§ **Description of the task**
Print every entry word for word, but omit the pictures.

Items from a figure collection:

┄┄┄┄┄┄┄┄┄┄┄┄┄┄┄┄┄┄┄┄

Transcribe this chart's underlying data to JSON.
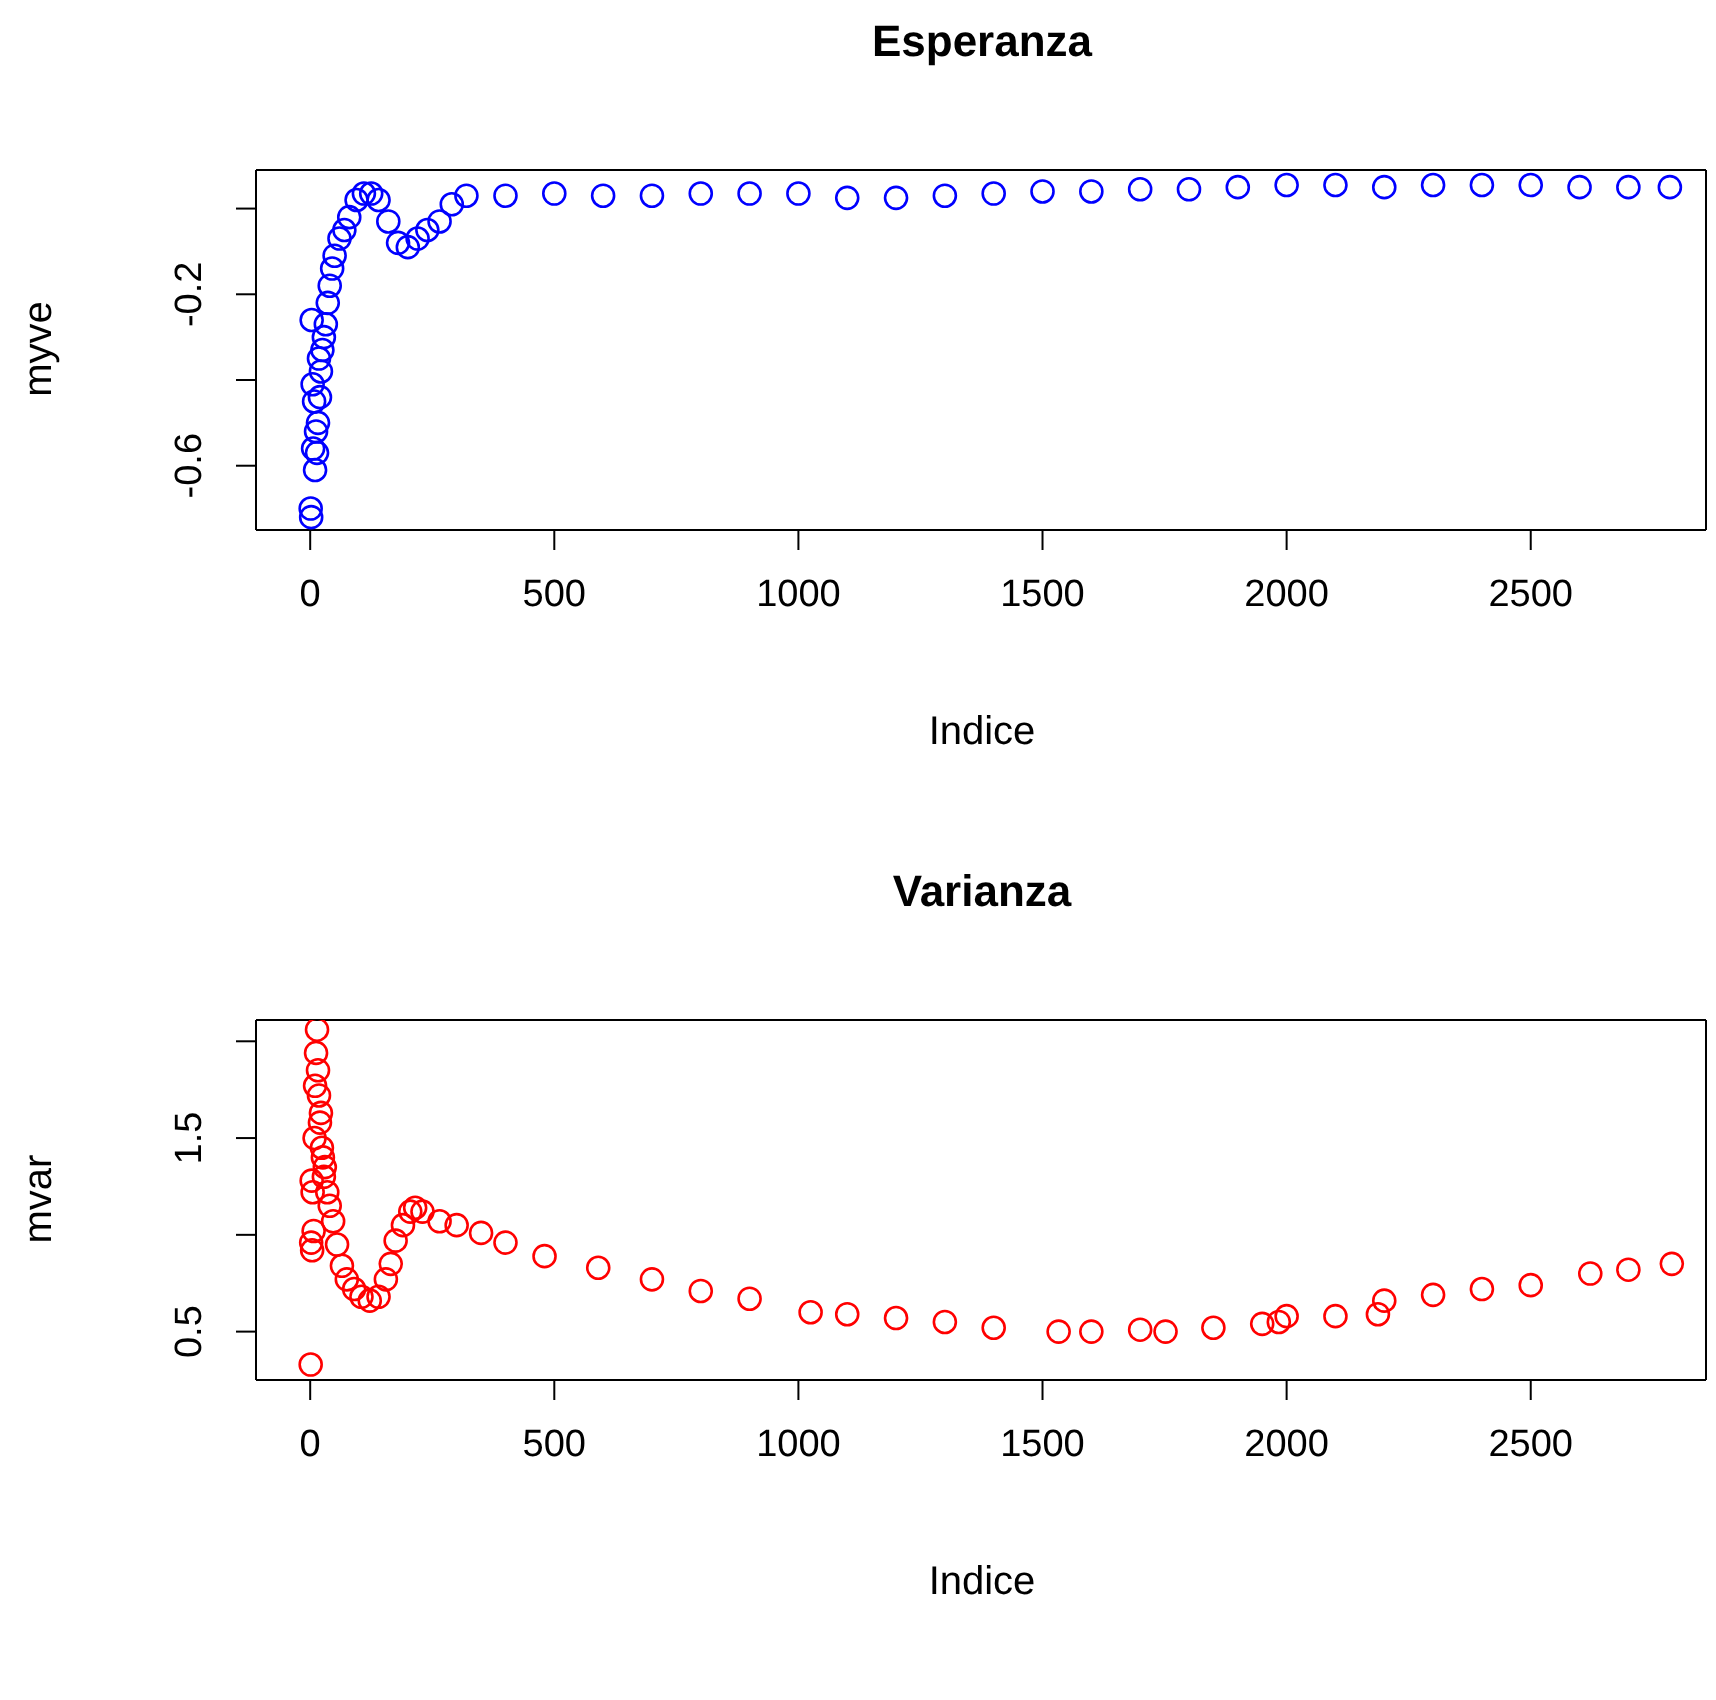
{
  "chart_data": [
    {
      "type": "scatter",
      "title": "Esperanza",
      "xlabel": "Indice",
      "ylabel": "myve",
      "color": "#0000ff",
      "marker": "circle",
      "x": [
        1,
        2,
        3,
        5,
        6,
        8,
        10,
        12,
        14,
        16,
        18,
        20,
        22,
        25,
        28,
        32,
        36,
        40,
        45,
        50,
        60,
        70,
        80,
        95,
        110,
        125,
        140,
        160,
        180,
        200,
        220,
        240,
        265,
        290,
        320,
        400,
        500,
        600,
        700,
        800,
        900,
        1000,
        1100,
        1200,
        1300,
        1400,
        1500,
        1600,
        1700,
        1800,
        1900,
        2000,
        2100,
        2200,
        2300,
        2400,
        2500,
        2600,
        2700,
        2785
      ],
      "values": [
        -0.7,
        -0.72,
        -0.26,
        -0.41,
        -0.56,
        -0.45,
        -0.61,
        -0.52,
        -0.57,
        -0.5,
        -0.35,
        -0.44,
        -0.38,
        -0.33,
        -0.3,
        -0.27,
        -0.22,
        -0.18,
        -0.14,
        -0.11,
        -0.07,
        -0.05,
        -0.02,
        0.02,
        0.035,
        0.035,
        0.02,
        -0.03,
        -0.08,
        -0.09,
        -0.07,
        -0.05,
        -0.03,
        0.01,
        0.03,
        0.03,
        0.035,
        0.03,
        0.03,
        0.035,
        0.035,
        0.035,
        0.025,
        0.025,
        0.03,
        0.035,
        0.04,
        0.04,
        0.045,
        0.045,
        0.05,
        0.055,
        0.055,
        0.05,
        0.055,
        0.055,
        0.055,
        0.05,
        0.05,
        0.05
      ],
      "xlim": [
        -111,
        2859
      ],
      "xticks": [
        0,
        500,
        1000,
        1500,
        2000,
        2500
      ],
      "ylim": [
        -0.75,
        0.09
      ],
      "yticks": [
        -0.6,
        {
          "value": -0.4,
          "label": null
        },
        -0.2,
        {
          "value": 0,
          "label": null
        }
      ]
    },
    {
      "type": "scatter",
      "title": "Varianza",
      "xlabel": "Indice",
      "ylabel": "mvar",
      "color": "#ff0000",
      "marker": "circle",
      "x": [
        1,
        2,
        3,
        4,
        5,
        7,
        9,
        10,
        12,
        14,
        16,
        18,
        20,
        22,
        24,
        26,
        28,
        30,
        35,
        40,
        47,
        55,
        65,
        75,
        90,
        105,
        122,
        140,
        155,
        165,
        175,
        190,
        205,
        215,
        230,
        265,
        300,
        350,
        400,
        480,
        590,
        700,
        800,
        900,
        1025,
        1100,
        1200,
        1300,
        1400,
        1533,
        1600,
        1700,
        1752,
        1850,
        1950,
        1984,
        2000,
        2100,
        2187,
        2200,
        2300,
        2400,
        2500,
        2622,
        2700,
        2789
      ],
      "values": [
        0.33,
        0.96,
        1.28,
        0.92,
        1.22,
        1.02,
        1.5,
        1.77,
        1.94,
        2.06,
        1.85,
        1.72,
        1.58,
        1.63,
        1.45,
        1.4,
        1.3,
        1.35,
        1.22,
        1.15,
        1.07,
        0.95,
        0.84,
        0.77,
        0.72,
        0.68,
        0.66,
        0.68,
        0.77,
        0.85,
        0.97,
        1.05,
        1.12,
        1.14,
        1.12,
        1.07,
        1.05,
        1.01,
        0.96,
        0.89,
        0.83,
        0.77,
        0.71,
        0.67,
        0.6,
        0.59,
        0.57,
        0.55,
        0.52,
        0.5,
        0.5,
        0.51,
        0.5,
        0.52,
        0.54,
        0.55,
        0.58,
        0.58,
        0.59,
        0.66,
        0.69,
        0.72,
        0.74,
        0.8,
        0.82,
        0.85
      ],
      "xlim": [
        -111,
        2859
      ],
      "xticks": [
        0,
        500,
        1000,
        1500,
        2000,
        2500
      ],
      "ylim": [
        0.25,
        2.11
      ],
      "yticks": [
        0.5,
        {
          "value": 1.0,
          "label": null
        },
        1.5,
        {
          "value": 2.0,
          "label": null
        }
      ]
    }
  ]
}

┄┄┄┄┄┄┄┄┄┄┄┄┄┄┄┄┄┄┄┄

§ **Answer to this task**
Transcribe this chart's underlying data to JSON.
{
  "chart_data": [
    {
      "type": "scatter",
      "title": "Esperanza",
      "xlabel": "Indice",
      "ylabel": "myve",
      "color": "#0000ff",
      "marker": "circle",
      "x": [
        1,
        2,
        3,
        5,
        6,
        8,
        10,
        12,
        14,
        16,
        18,
        20,
        22,
        25,
        28,
        32,
        36,
        40,
        45,
        50,
        60,
        70,
        80,
        95,
        110,
        125,
        140,
        160,
        180,
        200,
        220,
        240,
        265,
        290,
        320,
        400,
        500,
        600,
        700,
        800,
        900,
        1000,
        1100,
        1200,
        1300,
        1400,
        1500,
        1600,
        1700,
        1800,
        1900,
        2000,
        2100,
        2200,
        2300,
        2400,
        2500,
        2600,
        2700,
        2785
      ],
      "values": [
        -0.7,
        -0.72,
        -0.26,
        -0.41,
        -0.56,
        -0.45,
        -0.61,
        -0.52,
        -0.57,
        -0.5,
        -0.35,
        -0.44,
        -0.38,
        -0.33,
        -0.3,
        -0.27,
        -0.22,
        -0.18,
        -0.14,
        -0.11,
        -0.07,
        -0.05,
        -0.02,
        0.02,
        0.035,
        0.035,
        0.02,
        -0.03,
        -0.08,
        -0.09,
        -0.07,
        -0.05,
        -0.03,
        0.01,
        0.03,
        0.03,
        0.035,
        0.03,
        0.03,
        0.035,
        0.035,
        0.035,
        0.025,
        0.025,
        0.03,
        0.035,
        0.04,
        0.04,
        0.045,
        0.045,
        0.05,
        0.055,
        0.055,
        0.05,
        0.055,
        0.055,
        0.055,
        0.05,
        0.05,
        0.05
      ],
      "xlim": [
        -111,
        2859
      ],
      "xticks": [
        0,
        500,
        1000,
        1500,
        2000,
        2500
      ],
      "ylim": [
        -0.75,
        0.09
      ],
      "yticks": [
        -0.6,
        {
          "value": -0.4,
          "label": null
        },
        -0.2,
        {
          "value": 0,
          "label": null
        }
      ]
    },
    {
      "type": "scatter",
      "title": "Varianza",
      "xlabel": "Indice",
      "ylabel": "mvar",
      "color": "#ff0000",
      "marker": "circle",
      "x": [
        1,
        2,
        3,
        4,
        5,
        7,
        9,
        10,
        12,
        14,
        16,
        18,
        20,
        22,
        24,
        26,
        28,
        30,
        35,
        40,
        47,
        55,
        65,
        75,
        90,
        105,
        122,
        140,
        155,
        165,
        175,
        190,
        205,
        215,
        230,
        265,
        300,
        350,
        400,
        480,
        590,
        700,
        800,
        900,
        1025,
        1100,
        1200,
        1300,
        1400,
        1533,
        1600,
        1700,
        1752,
        1850,
        1950,
        1984,
        2000,
        2100,
        2187,
        2200,
        2300,
        2400,
        2500,
        2622,
        2700,
        2789
      ],
      "values": [
        0.33,
        0.96,
        1.28,
        0.92,
        1.22,
        1.02,
        1.5,
        1.77,
        1.94,
        2.06,
        1.85,
        1.72,
        1.58,
        1.63,
        1.45,
        1.4,
        1.3,
        1.35,
        1.22,
        1.15,
        1.07,
        0.95,
        0.84,
        0.77,
        0.72,
        0.68,
        0.66,
        0.68,
        0.77,
        0.85,
        0.97,
        1.05,
        1.12,
        1.14,
        1.12,
        1.07,
        1.05,
        1.01,
        0.96,
        0.89,
        0.83,
        0.77,
        0.71,
        0.67,
        0.6,
        0.59,
        0.57,
        0.55,
        0.52,
        0.5,
        0.5,
        0.51,
        0.5,
        0.52,
        0.54,
        0.55,
        0.58,
        0.58,
        0.59,
        0.66,
        0.69,
        0.72,
        0.74,
        0.8,
        0.82,
        0.85
      ],
      "xlim": [
        -111,
        2859
      ],
      "xticks": [
        0,
        500,
        1000,
        1500,
        2000,
        2500
      ],
      "ylim": [
        0.25,
        2.11
      ],
      "yticks": [
        0.5,
        {
          "value": 1.0,
          "label": null
        },
        1.5,
        {
          "value": 2.0,
          "label": null
        }
      ]
    }
  ]
}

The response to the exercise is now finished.